» **Task goal**: Below is a set of records. Repeat all of them exactly.

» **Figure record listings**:

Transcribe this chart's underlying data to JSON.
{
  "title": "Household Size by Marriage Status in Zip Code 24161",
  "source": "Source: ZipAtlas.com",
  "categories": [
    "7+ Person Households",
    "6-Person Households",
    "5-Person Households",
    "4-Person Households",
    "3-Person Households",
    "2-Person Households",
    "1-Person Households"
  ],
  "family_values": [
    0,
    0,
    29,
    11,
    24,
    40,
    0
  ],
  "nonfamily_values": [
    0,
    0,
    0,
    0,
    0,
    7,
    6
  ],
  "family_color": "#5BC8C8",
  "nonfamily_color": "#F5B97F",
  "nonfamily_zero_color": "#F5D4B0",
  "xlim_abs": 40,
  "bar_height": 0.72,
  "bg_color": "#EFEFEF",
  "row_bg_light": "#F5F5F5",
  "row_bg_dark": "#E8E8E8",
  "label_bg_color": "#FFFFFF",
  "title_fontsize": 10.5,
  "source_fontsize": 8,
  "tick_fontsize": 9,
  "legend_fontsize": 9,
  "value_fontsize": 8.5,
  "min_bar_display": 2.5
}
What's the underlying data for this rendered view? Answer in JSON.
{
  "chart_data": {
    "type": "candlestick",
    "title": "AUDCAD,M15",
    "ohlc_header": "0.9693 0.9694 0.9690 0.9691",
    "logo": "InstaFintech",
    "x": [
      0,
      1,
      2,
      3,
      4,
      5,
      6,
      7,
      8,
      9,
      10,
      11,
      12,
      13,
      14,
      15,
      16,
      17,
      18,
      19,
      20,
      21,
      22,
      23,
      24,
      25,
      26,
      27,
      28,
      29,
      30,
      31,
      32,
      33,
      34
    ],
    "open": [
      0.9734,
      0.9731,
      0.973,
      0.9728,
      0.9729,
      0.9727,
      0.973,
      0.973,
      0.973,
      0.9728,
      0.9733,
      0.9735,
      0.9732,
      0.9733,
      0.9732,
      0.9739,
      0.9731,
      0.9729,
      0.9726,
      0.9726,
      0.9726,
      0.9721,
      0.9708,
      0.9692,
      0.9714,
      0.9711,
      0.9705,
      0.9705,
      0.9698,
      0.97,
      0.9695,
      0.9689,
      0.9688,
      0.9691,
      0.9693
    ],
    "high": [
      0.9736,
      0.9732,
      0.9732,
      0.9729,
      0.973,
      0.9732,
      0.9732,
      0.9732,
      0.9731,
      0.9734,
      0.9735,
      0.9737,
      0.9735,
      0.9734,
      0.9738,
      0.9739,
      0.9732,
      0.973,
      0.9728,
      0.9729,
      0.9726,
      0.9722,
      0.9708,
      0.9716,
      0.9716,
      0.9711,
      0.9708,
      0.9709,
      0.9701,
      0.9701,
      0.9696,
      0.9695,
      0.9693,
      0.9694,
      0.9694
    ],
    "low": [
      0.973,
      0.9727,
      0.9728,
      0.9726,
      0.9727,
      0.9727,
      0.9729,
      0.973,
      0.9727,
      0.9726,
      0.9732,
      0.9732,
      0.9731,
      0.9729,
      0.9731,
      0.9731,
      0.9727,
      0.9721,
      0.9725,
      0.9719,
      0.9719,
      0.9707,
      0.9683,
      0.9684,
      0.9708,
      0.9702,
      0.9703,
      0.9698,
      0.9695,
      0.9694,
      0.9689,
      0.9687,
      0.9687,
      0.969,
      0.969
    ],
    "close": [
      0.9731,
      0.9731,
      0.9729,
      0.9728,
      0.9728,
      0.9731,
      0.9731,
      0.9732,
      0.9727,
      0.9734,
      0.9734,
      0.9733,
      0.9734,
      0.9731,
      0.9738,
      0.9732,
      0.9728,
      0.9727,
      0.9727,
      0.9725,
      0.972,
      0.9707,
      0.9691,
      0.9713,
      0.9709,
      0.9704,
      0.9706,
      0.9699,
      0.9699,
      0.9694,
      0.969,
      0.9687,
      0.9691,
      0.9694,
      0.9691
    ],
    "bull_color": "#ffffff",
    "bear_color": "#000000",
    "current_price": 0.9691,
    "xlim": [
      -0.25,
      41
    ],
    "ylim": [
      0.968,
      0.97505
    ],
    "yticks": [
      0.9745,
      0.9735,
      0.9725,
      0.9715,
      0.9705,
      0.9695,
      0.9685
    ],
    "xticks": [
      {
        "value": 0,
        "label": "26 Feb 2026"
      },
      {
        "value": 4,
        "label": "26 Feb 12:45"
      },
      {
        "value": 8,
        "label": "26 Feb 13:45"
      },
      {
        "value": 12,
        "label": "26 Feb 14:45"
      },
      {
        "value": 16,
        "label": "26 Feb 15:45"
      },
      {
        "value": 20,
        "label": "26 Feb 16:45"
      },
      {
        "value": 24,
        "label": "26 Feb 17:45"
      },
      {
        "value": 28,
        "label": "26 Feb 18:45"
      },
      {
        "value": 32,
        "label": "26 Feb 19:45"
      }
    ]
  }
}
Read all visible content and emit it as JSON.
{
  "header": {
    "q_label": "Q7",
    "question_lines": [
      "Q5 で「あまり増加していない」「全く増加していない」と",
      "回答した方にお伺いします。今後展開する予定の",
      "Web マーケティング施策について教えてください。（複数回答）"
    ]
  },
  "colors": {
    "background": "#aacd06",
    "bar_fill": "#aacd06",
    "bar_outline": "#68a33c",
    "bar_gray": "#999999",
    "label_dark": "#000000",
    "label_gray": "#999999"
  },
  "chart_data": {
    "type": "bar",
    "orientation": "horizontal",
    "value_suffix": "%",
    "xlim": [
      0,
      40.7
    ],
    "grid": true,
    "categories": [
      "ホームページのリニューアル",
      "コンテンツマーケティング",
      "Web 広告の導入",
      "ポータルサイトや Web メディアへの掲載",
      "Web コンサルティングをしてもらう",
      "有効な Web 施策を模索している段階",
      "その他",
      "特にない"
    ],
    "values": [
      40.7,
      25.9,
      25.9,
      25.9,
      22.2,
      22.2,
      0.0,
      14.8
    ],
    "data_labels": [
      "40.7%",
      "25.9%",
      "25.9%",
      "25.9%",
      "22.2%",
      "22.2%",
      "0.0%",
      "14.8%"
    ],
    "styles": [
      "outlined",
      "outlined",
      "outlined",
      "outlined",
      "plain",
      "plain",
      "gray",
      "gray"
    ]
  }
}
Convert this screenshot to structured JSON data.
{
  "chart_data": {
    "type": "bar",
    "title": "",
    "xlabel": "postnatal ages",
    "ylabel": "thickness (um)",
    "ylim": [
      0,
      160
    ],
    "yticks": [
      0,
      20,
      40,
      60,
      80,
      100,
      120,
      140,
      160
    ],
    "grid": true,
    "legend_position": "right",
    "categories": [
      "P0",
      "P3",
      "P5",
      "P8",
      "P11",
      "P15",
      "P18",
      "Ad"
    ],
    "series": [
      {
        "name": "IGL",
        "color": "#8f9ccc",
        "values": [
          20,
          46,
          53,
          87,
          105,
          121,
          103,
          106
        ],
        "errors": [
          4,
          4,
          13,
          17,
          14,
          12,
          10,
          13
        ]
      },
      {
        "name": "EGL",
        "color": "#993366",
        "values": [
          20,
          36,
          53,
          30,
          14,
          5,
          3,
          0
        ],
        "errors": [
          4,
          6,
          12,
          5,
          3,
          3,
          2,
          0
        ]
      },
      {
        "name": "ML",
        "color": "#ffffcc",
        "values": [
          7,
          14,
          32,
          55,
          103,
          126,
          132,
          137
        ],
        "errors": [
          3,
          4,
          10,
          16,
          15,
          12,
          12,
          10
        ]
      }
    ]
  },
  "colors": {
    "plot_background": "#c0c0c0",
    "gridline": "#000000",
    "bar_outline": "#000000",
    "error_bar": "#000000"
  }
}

» **Exercise response**:
Transcribe this chart's underlying data to JSON.
{
  "title": "Household Size by Marriage Status in Zip Code 24161",
  "source": "Source: ZipAtlas.com",
  "categories": [
    "7+ Person Households",
    "6-Person Households",
    "5-Person Households",
    "4-Person Households",
    "3-Person Households",
    "2-Person Households",
    "1-Person Households"
  ],
  "family_values": [
    0,
    0,
    29,
    11,
    24,
    40,
    0
  ],
  "nonfamily_values": [
    0,
    0,
    0,
    0,
    0,
    7,
    6
  ],
  "family_color": "#5BC8C8",
  "nonfamily_color": "#F5B97F",
  "nonfamily_zero_color": "#F5D4B0",
  "xlim_abs": 40,
  "bar_height": 0.72,
  "bg_color": "#EFEFEF",
  "row_bg_light": "#F5F5F5",
  "row_bg_dark": "#E8E8E8",
  "label_bg_color": "#FFFFFF",
  "title_fontsize": 10.5,
  "source_fontsize": 8,
  "tick_fontsize": 9,
  "legend_fontsize": 9,
  "value_fontsize": 8.5,
  "min_bar_display": 2.5
}
What's the underlying data for this rendered view? Answer in JSON.
{
  "chart_data": {
    "type": "candlestick",
    "title": "AUDCAD,M15",
    "ohlc_header": "0.9693 0.9694 0.9690 0.9691",
    "logo": "InstaFintech",
    "x": [
      0,
      1,
      2,
      3,
      4,
      5,
      6,
      7,
      8,
      9,
      10,
      11,
      12,
      13,
      14,
      15,
      16,
      17,
      18,
      19,
      20,
      21,
      22,
      23,
      24,
      25,
      26,
      27,
      28,
      29,
      30,
      31,
      32,
      33,
      34
    ],
    "open": [
      0.9734,
      0.9731,
      0.973,
      0.9728,
      0.9729,
      0.9727,
      0.973,
      0.973,
      0.973,
      0.9728,
      0.9733,
      0.9735,
      0.9732,
      0.9733,
      0.9732,
      0.9739,
      0.9731,
      0.9729,
      0.9726,
      0.9726,
      0.9726,
      0.9721,
      0.9708,
      0.9692,
      0.9714,
      0.9711,
      0.9705,
      0.9705,
      0.9698,
      0.97,
      0.9695,
      0.9689,
      0.9688,
      0.9691,
      0.9693
    ],
    "high": [
      0.9736,
      0.9732,
      0.9732,
      0.9729,
      0.973,
      0.9732,
      0.9732,
      0.9732,
      0.9731,
      0.9734,
      0.9735,
      0.9737,
      0.9735,
      0.9734,
      0.9738,
      0.9739,
      0.9732,
      0.973,
      0.9728,
      0.9729,
      0.9726,
      0.9722,
      0.9708,
      0.9716,
      0.9716,
      0.9711,
      0.9708,
      0.9709,
      0.9701,
      0.9701,
      0.9696,
      0.9695,
      0.9693,
      0.9694,
      0.9694
    ],
    "low": [
      0.973,
      0.9727,
      0.9728,
      0.9726,
      0.9727,
      0.9727,
      0.9729,
      0.973,
      0.9727,
      0.9726,
      0.9732,
      0.9732,
      0.9731,
      0.9729,
      0.9731,
      0.9731,
      0.9727,
      0.9721,
      0.9725,
      0.9719,
      0.9719,
      0.9707,
      0.9683,
      0.9684,
      0.9708,
      0.9702,
      0.9703,
      0.9698,
      0.9695,
      0.9694,
      0.9689,
      0.9687,
      0.9687,
      0.969,
      0.969
    ],
    "close": [
      0.9731,
      0.9731,
      0.9729,
      0.9728,
      0.9728,
      0.9731,
      0.9731,
      0.9732,
      0.9727,
      0.9734,
      0.9734,
      0.9733,
      0.9734,
      0.9731,
      0.9738,
      0.9732,
      0.9728,
      0.9727,
      0.9727,
      0.9725,
      0.972,
      0.9707,
      0.9691,
      0.9713,
      0.9709,
      0.9704,
      0.9706,
      0.9699,
      0.9699,
      0.9694,
      0.969,
      0.9687,
      0.9691,
      0.9694,
      0.9691
    ],
    "bull_color": "#ffffff",
    "bear_color": "#000000",
    "current_price": 0.9691,
    "xlim": [
      -0.25,
      41
    ],
    "ylim": [
      0.968,
      0.97505
    ],
    "yticks": [
      0.9745,
      0.9735,
      0.9725,
      0.9715,
      0.9705,
      0.9695,
      0.9685
    ],
    "xticks": [
      {
        "value": 0,
        "label": "26 Feb 2026"
      },
      {
        "value": 4,
        "label": "26 Feb 12:45"
      },
      {
        "value": 8,
        "label": "26 Feb 13:45"
      },
      {
        "value": 12,
        "label": "26 Feb 14:45"
      },
      {
        "value": 16,
        "label": "26 Feb 15:45"
      },
      {
        "value": 20,
        "label": "26 Feb 16:45"
      },
      {
        "value": 24,
        "label": "26 Feb 17:45"
      },
      {
        "value": 28,
        "label": "26 Feb 18:45"
      },
      {
        "value": 32,
        "label": "26 Feb 19:45"
      }
    ]
  }
}
Read all visible content and emit it as JSON.
{
  "header": {
    "q_label": "Q7",
    "question_lines": [
      "Q5 で「あまり増加していない」「全く増加していない」と",
      "回答した方にお伺いします。今後展開する予定の",
      "Web マーケティング施策について教えてください。（複数回答）"
    ]
  },
  "colors": {
    "background": "#aacd06",
    "bar_fill": "#aacd06",
    "bar_outline": "#68a33c",
    "bar_gray": "#999999",
    "label_dark": "#000000",
    "label_gray": "#999999"
  },
  "chart_data": {
    "type": "bar",
    "orientation": "horizontal",
    "value_suffix": "%",
    "xlim": [
      0,
      40.7
    ],
    "grid": true,
    "categories": [
      "ホームページのリニューアル",
      "コンテンツマーケティング",
      "Web 広告の導入",
      "ポータルサイトや Web メディアへの掲載",
      "Web コンサルティングをしてもらう",
      "有効な Web 施策を模索している段階",
      "その他",
      "特にない"
    ],
    "values": [
      40.7,
      25.9,
      25.9,
      25.9,
      22.2,
      22.2,
      0.0,
      14.8
    ],
    "data_labels": [
      "40.7%",
      "25.9%",
      "25.9%",
      "25.9%",
      "22.2%",
      "22.2%",
      "0.0%",
      "14.8%"
    ],
    "styles": [
      "outlined",
      "outlined",
      "outlined",
      "outlined",
      "plain",
      "plain",
      "gray",
      "gray"
    ]
  }
}
Convert this screenshot to structured JSON data.
{
  "chart_data": {
    "type": "bar",
    "title": "",
    "xlabel": "postnatal ages",
    "ylabel": "thickness (um)",
    "ylim": [
      0,
      160
    ],
    "yticks": [
      0,
      20,
      40,
      60,
      80,
      100,
      120,
      140,
      160
    ],
    "grid": true,
    "legend_position": "right",
    "categories": [
      "P0",
      "P3",
      "P5",
      "P8",
      "P11",
      "P15",
      "P18",
      "Ad"
    ],
    "series": [
      {
        "name": "IGL",
        "color": "#8f9ccc",
        "values": [
          20,
          46,
          53,
          87,
          105,
          121,
          103,
          106
        ],
        "errors": [
          4,
          4,
          13,
          17,
          14,
          12,
          10,
          13
        ]
      },
      {
        "name": "EGL",
        "color": "#993366",
        "values": [
          20,
          36,
          53,
          30,
          14,
          5,
          3,
          0
        ],
        "errors": [
          4,
          6,
          12,
          5,
          3,
          3,
          2,
          0
        ]
      },
      {
        "name": "ML",
        "color": "#ffffcc",
        "values": [
          7,
          14,
          32,
          55,
          103,
          126,
          132,
          137
        ],
        "errors": [
          3,
          4,
          10,
          16,
          15,
          12,
          12,
          10
        ]
      }
    ]
  },
  "colors": {
    "plot_background": "#c0c0c0",
    "gridline": "#000000",
    "bar_outline": "#000000",
    "error_bar": "#000000"
  }
}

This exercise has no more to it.